(Dataset records)
┄┄┄┄┄┄

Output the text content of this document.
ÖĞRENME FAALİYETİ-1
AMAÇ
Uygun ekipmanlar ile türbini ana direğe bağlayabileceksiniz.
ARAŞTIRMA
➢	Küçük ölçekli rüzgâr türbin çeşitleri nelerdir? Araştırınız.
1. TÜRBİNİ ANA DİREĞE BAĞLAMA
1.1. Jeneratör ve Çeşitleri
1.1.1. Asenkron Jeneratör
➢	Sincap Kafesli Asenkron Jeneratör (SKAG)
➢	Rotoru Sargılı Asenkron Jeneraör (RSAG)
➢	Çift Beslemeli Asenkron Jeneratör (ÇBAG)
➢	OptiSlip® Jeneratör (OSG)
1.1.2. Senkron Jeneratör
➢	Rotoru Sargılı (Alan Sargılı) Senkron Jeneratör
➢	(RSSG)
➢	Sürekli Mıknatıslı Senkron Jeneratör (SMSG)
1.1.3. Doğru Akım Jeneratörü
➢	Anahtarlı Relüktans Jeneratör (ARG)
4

┄┄┄┄┄┄

▸ **Task details**: Show the lines of the records that include the string "Asenkron".

▸ **The answer**:
1.1.1. Asenkron Jeneratör
➢	Sincap Kafesli Asenkron Jeneratör (SKAG)
➢	Rotoru Sargılı Asenkron Jeneraör (RSAG)
➢	Çift Beslemeli Asenkron Jeneratör (ÇBAG)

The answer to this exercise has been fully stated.